* _Given instruction_:
Reproduce the following material line for line, without any alteration, omitting the pictures from the output.

================

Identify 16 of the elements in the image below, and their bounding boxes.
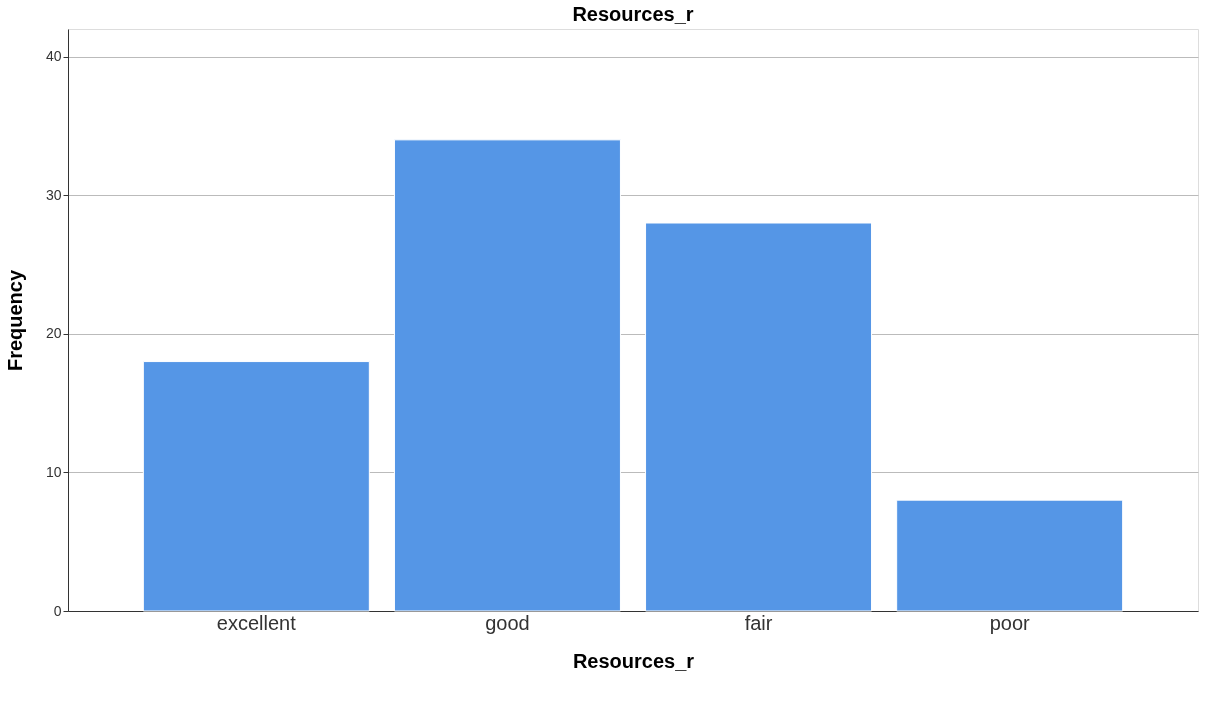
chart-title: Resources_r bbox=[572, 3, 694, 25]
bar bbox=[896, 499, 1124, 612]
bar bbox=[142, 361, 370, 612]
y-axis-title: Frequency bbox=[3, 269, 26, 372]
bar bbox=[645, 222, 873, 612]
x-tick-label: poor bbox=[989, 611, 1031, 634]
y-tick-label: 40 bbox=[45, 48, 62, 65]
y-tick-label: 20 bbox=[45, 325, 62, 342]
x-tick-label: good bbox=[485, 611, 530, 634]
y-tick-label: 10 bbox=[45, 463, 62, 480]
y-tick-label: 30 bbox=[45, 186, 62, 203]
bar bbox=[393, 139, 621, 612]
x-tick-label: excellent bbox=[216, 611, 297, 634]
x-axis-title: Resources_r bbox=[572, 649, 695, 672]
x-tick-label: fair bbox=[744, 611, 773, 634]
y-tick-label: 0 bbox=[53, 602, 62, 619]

================

* _The response_:
Identify 16 of the elements in the image below, and their bounding boxes.
chart-title: Resources_r bbox=[572, 3, 694, 25]
bar bbox=[896, 499, 1124, 612]
bar bbox=[142, 361, 370, 612]
y-axis-title: Frequency bbox=[3, 269, 26, 372]
bar bbox=[645, 222, 873, 612]
x-tick-label: poor bbox=[989, 611, 1031, 634]
y-tick-label: 40 bbox=[45, 48, 62, 65]
y-tick-label: 20 bbox=[45, 325, 62, 342]
x-tick-label: good bbox=[485, 611, 530, 634]
y-tick-label: 10 bbox=[45, 463, 62, 480]
y-tick-label: 30 bbox=[45, 186, 62, 203]
bar bbox=[393, 139, 621, 612]
x-tick-label: excellent bbox=[216, 611, 297, 634]
x-axis-title: Resources_r bbox=[572, 649, 695, 672]
x-tick-label: fair bbox=[744, 611, 773, 634]
y-tick-label: 0 bbox=[53, 602, 62, 619]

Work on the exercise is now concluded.